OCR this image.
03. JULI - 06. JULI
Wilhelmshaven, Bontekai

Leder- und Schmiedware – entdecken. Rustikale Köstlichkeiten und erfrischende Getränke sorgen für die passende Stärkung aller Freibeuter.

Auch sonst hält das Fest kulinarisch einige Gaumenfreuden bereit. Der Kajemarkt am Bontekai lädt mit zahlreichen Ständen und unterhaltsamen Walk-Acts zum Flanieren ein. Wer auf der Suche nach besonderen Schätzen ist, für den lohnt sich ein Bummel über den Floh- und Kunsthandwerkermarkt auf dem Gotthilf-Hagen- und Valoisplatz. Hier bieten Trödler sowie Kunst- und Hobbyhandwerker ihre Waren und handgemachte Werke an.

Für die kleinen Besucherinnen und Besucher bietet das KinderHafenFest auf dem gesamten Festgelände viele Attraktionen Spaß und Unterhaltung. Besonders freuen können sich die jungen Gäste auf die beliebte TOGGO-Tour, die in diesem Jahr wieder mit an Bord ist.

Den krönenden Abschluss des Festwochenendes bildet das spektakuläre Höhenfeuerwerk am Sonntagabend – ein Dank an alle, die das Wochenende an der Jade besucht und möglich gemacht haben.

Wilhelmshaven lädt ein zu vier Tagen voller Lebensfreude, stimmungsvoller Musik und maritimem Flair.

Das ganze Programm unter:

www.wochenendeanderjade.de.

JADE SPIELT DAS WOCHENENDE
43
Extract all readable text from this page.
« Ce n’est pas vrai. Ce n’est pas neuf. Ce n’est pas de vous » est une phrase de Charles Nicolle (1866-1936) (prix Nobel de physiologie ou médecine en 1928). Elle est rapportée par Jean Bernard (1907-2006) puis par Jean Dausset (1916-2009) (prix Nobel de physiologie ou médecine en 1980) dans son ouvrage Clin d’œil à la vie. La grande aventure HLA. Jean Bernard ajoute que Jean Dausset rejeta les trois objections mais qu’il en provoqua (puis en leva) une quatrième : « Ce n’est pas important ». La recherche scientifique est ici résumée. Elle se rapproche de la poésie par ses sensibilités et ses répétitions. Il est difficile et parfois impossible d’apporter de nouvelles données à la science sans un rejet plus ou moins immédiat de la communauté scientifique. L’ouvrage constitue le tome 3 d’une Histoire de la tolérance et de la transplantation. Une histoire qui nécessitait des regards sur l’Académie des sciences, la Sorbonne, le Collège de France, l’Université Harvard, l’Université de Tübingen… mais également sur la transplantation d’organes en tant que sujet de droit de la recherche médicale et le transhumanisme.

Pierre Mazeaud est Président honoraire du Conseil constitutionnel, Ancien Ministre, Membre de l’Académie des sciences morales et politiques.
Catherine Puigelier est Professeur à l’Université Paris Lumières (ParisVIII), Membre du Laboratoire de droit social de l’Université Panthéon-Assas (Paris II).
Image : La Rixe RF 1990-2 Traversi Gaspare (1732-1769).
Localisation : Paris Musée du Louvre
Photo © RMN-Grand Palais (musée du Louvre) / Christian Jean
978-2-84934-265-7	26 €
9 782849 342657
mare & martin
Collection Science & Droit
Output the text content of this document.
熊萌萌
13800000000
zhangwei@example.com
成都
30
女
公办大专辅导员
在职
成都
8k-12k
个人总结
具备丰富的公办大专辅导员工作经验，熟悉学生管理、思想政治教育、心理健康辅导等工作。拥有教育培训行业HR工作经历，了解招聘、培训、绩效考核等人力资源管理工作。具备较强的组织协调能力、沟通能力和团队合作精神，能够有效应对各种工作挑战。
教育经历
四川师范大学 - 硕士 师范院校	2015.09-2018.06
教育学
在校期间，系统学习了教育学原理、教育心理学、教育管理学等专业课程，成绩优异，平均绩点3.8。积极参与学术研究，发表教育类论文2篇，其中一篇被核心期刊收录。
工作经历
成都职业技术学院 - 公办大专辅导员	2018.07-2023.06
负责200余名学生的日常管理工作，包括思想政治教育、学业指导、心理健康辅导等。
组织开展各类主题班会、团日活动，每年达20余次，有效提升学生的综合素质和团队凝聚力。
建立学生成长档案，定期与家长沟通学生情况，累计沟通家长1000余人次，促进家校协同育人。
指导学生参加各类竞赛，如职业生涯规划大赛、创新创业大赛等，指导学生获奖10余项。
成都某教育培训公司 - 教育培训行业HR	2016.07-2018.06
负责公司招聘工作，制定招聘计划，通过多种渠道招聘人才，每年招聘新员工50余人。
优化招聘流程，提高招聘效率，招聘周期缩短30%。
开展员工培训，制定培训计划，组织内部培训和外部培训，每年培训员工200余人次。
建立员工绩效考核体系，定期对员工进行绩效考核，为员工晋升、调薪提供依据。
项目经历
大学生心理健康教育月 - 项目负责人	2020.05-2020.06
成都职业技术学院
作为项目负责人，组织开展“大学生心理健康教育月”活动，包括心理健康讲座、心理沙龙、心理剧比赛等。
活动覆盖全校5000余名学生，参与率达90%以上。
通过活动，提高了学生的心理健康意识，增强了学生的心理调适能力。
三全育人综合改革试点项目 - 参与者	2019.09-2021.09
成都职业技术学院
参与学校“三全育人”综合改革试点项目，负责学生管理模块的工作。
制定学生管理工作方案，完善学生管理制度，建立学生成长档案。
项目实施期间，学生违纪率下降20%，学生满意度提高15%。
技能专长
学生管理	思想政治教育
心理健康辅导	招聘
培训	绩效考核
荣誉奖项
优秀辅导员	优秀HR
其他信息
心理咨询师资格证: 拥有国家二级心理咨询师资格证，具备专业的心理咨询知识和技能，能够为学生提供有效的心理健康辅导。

Aim of the exercise: Identify and copy lines that hold the string "Paris".

Exercise solution:
Catherine Puigelier est Professeur à l’Université Paris Lumières (ParisVIII), Membre du Laboratoire de droit social de l’Université Panthéon-Assas (Paris II).
Localisation : Paris Musée du Louvre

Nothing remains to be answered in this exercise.